DIRECTION:
Reproduce the data exactly.

GIVEN ENTRIES:
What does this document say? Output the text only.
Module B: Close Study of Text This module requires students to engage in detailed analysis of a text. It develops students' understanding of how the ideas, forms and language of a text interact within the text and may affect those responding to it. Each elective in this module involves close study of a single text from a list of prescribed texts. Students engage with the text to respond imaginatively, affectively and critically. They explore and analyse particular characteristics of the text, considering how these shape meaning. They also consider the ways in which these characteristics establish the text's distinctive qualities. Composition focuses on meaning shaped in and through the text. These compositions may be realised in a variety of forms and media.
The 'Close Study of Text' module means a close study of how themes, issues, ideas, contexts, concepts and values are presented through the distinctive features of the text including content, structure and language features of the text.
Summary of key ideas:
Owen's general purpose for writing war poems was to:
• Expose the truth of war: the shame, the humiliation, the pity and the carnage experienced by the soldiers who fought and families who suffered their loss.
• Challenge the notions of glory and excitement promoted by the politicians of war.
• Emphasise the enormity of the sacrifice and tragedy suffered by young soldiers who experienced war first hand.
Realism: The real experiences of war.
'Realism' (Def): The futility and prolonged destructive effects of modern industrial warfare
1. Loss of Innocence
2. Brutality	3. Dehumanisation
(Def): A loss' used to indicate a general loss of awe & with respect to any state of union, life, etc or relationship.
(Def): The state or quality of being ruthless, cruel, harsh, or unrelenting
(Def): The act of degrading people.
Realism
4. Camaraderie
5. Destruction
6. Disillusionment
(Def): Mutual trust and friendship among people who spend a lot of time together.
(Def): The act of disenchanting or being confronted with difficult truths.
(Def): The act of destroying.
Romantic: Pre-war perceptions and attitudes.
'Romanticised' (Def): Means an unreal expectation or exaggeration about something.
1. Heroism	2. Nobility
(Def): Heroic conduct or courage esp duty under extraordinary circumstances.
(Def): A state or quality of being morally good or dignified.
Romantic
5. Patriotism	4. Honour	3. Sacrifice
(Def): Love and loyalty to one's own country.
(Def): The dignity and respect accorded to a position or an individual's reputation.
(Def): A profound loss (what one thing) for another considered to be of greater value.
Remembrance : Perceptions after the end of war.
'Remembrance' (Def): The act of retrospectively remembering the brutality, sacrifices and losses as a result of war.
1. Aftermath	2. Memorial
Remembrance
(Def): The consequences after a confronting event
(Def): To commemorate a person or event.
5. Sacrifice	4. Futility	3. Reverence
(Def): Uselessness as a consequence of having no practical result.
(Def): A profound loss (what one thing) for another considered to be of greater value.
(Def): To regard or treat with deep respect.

RESULT OF THIS EXERCISE:
What does this document say? Output the text only.
Module B: Close Study of Text This module requires students to engage in detailed analysis of a text. It develops students' understanding of how the ideas, forms and language of a text interact within the text and may affect those responding to it. Each elective in this module involves close study of a single text from a list of prescribed texts. Students engage with the text to respond imaginatively, affectively and critically. They explore and analyse particular characteristics of the text, considering how these shape meaning. They also consider the ways in which these characteristics establish the text's distinctive qualities. Composition focuses on meaning shaped in and through the text. These compositions may be realised in a variety of forms and media.
The 'Close Study of Text' module means a close study of how themes, issues, ideas, contexts, concepts and values are presented through the distinctive features of the text including content, structure and language features of the text.
Summary of key ideas:
Owen's general purpose for writing war poems was to:
• Expose the truth of war: the shame, the humiliation, the pity and the carnage experienced by the soldiers who fought and families who suffered their loss.
• Challenge the notions of glory and excitement promoted by the politicians of war.
• Emphasise the enormity of the sacrifice and tragedy suffered by young soldiers who experienced war first hand.
Realism: The real experiences of war.
'Realism' (Def): The futility and prolonged destructive effects of modern industrial warfare
1. Loss of Innocence
2. Brutality	3. Dehumanisation
(Def): A loss' used to indicate a general loss of awe & with respect to any state of union, life, etc or relationship.
(Def): The state or quality of being ruthless, cruel, harsh, or unrelenting
(Def): The act of degrading people.
Realism
4. Camaraderie
5. Destruction
6. Disillusionment
(Def): Mutual trust and friendship among people who spend a lot of time together.
(Def): The act of disenchanting or being confronted with difficult truths.
(Def): The act of destroying.
Romantic: Pre-war perceptions and attitudes.
'Romanticised' (Def): Means an unreal expectation or exaggeration about something.
1. Heroism	2. Nobility
(Def): Heroic conduct or courage esp duty under extraordinary circumstances.
(Def): A state or quality of being morally good or dignified.
Romantic
5. Patriotism	4. Honour	3. Sacrifice
(Def): Love and loyalty to one's own country.
(Def): The dignity and respect accorded to a position or an individual's reputation.
(Def): A profound loss (what one thing) for another considered to be of greater value.
Remembrance : Perceptions after the end of war.
'Remembrance' (Def): The act of retrospectively remembering the brutality, sacrifices and losses as a result of war.
1. Aftermath	2. Memorial
Remembrance
(Def): The consequences after a confronting event
(Def): To commemorate a person or event.
5. Sacrifice	4. Futility	3. Reverence
(Def): Uselessness as a consequence of having no practical result.
(Def): A profound loss (what one thing) for another considered to be of greater value.
(Def): To regard or treat with deep respect.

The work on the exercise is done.